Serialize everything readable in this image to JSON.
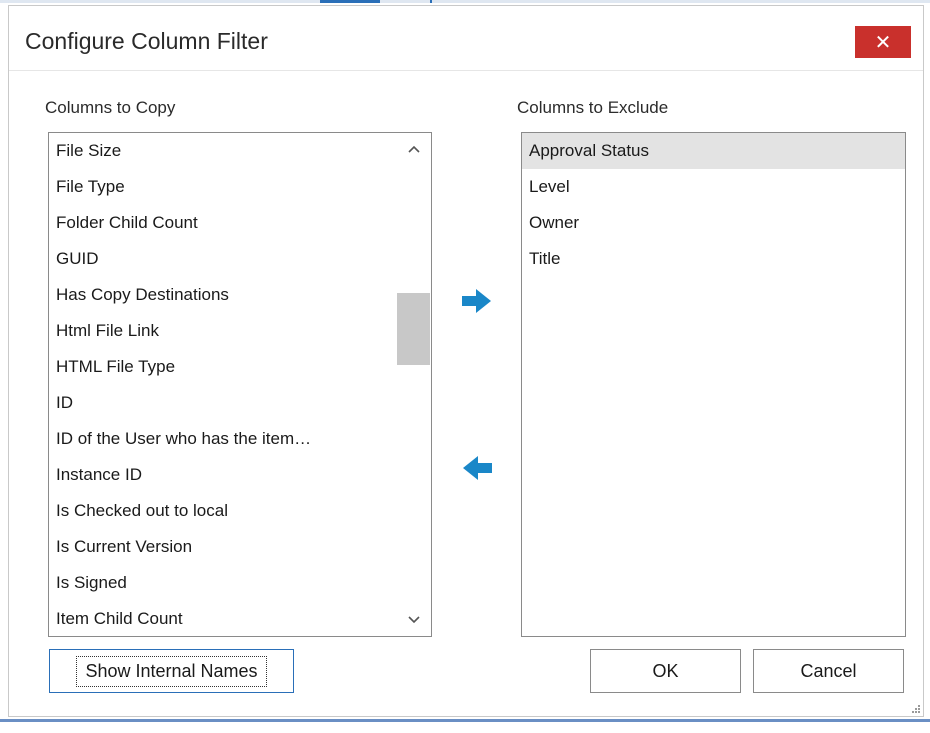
{
  "dialog": {
    "title": "Configure Column Filter",
    "close_label": "✕"
  },
  "left_panel": {
    "label": "Columns to Copy",
    "items": [
      "File Size",
      "File Type",
      "Folder Child Count",
      "GUID",
      "Has Copy Destinations",
      "Html File Link",
      "HTML File Type",
      "ID",
      "ID of the User who has the item…",
      "Instance ID",
      "Is Checked out to local",
      "Is Current Version",
      "Is Signed",
      "Item Child Count"
    ]
  },
  "right_panel": {
    "label": "Columns to Exclude",
    "items": [
      "Approval Status",
      "Level",
      "Owner",
      "Title"
    ],
    "selected_item": "Approval Status"
  },
  "buttons": {
    "show_internal_names": "Show Internal Names",
    "ok": "OK",
    "cancel": "Cancel"
  },
  "icons": {
    "move_right": "arrow-right-icon",
    "move_left": "arrow-left-icon"
  },
  "colors": {
    "accent": "#1a87c8",
    "close_bg": "#c9302c",
    "selection": "#e3e3e3"
  }
}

**********

* **CHALLENGE**: Leaving aside the images, write out the entries above word for word.

* **FINAL RESULT**:
Serialize everything readable in this image to JSON.
{
  "dialog": {
    "title": "Configure Column Filter",
    "close_label": "✕"
  },
  "left_panel": {
    "label": "Columns to Copy",
    "items": [
      "File Size",
      "File Type",
      "Folder Child Count",
      "GUID",
      "Has Copy Destinations",
      "Html File Link",
      "HTML File Type",
      "ID",
      "ID of the User who has the item…",
      "Instance ID",
      "Is Checked out to local",
      "Is Current Version",
      "Is Signed",
      "Item Child Count"
    ]
  },
  "right_panel": {
    "label": "Columns to Exclude",
    "items": [
      "Approval Status",
      "Level",
      "Owner",
      "Title"
    ],
    "selected_item": "Approval Status"
  },
  "buttons": {
    "show_internal_names": "Show Internal Names",
    "ok": "OK",
    "cancel": "Cancel"
  },
  "icons": {
    "move_right": "arrow-right-icon",
    "move_left": "arrow-left-icon"
  },
  "colors": {
    "accent": "#1a87c8",
    "close_bg": "#c9302c",
    "selection": "#e3e3e3"
  }
}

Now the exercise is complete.